▶ DIRECTIONS FOR THIS TASK
Copy the data from its first line through the line that contains "map-y-tick-label: 11 bbox=[32, 72, 46, 85]", swapping "Acel. Max." for "Peak Accel." and leaving everything else unchanged.

**** DATA SHOWN

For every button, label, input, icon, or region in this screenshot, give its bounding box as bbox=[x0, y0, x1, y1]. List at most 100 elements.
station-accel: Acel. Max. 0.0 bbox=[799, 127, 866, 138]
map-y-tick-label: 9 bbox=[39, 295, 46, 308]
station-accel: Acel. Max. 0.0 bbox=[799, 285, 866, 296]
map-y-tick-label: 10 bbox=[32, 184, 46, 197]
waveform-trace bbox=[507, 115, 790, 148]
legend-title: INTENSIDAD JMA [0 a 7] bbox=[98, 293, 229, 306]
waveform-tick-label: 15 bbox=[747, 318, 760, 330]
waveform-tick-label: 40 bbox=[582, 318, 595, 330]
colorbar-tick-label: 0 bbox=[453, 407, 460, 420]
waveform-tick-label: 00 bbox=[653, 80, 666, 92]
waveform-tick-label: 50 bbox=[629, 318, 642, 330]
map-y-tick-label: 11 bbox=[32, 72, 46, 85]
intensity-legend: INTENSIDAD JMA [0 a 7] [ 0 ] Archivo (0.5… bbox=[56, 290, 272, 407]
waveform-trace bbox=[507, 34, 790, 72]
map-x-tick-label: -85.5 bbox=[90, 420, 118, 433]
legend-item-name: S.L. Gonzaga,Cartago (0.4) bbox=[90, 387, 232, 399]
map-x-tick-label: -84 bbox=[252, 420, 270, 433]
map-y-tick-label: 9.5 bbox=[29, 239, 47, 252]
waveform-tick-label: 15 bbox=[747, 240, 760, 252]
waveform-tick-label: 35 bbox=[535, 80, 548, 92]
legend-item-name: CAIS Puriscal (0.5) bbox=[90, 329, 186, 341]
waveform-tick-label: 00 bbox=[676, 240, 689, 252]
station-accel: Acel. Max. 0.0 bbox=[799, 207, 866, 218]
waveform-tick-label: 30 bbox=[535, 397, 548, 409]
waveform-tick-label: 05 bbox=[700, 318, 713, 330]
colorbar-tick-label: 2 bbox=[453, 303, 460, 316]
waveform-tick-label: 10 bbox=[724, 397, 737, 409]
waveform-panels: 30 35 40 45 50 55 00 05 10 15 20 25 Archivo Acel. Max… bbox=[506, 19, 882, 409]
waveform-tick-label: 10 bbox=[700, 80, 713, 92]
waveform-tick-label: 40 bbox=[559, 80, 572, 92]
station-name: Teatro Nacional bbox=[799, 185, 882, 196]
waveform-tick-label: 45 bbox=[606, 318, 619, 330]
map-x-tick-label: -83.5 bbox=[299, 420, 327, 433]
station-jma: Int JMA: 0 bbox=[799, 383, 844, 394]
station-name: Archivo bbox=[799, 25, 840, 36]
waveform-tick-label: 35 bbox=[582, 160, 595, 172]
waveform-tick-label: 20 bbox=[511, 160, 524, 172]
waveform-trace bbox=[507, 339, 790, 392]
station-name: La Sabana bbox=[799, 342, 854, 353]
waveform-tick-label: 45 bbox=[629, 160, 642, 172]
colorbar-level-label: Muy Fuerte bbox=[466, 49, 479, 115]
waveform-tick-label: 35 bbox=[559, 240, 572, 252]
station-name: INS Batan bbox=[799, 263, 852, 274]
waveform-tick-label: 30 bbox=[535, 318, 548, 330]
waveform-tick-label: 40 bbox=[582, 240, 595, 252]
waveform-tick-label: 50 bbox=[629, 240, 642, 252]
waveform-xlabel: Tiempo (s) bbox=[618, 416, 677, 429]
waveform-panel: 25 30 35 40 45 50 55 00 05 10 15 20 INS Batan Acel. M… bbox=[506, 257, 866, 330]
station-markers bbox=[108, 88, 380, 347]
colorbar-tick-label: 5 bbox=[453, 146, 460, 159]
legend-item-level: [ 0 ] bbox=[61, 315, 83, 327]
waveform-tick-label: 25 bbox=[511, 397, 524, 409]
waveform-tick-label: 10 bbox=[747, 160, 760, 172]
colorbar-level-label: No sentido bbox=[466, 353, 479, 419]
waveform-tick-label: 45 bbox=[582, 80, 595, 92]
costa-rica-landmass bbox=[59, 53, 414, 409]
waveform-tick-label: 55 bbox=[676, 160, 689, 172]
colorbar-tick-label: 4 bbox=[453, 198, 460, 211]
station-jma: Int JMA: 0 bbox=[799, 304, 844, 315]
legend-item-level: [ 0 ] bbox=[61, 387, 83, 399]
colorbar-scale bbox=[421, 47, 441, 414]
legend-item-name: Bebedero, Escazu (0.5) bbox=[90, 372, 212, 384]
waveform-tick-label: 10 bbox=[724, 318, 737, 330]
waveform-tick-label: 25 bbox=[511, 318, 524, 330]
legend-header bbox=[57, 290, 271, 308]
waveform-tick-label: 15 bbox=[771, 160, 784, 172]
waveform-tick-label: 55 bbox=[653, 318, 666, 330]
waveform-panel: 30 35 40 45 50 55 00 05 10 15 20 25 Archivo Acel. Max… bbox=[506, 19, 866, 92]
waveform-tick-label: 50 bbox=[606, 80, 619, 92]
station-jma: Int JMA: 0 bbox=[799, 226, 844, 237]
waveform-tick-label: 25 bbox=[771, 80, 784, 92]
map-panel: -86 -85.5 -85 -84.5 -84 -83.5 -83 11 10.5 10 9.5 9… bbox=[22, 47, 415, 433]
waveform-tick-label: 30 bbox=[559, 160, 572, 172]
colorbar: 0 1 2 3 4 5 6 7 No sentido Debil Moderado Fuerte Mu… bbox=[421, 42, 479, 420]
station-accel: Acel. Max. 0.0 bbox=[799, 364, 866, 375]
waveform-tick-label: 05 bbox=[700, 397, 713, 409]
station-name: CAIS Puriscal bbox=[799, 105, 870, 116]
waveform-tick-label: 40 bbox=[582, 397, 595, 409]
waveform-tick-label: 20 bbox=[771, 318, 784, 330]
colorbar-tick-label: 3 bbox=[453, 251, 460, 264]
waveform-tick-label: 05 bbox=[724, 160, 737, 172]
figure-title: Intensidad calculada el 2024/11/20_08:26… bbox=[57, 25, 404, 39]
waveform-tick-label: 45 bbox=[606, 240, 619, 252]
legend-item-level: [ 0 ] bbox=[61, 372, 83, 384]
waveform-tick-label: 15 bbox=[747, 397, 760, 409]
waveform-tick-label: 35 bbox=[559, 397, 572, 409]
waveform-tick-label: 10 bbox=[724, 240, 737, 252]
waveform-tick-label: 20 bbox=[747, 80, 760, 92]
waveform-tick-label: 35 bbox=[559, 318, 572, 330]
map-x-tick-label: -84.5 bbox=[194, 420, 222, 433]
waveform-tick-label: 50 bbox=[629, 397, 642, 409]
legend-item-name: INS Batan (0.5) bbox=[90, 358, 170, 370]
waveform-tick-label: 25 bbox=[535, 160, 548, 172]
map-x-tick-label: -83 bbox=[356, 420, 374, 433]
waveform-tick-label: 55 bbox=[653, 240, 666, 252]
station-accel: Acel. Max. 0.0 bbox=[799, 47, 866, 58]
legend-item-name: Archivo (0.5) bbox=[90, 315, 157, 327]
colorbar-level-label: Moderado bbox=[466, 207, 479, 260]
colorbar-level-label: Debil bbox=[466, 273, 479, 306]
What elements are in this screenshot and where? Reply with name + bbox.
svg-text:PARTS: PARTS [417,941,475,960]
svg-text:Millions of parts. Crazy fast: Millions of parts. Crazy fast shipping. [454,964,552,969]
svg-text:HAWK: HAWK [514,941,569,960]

********

▶ ANSWER BELOW
For every button, label, input, icon, or region in this screenshot, give its bounding box as bbox=[x0, y0, x1, y1]. List at most 100 elements.
station-accel: Peak Accel. 0.0 bbox=[799, 127, 866, 138]
map-y-tick-label: 9 bbox=[39, 295, 46, 308]
station-accel: Peak Accel. 0.0 bbox=[799, 285, 866, 296]
map-y-tick-label: 10 bbox=[32, 184, 46, 197]
waveform-trace bbox=[507, 115, 790, 148]
legend-title: INTENSIDAD JMA [0 a 7] bbox=[98, 293, 229, 306]
waveform-tick-label: 15 bbox=[747, 318, 760, 330]
waveform-tick-label: 40 bbox=[582, 318, 595, 330]
colorbar-tick-label: 0 bbox=[453, 407, 460, 420]
waveform-tick-label: 00 bbox=[653, 80, 666, 92]
waveform-tick-label: 50 bbox=[629, 318, 642, 330]
map-y-tick-label: 11 bbox=[32, 72, 46, 85]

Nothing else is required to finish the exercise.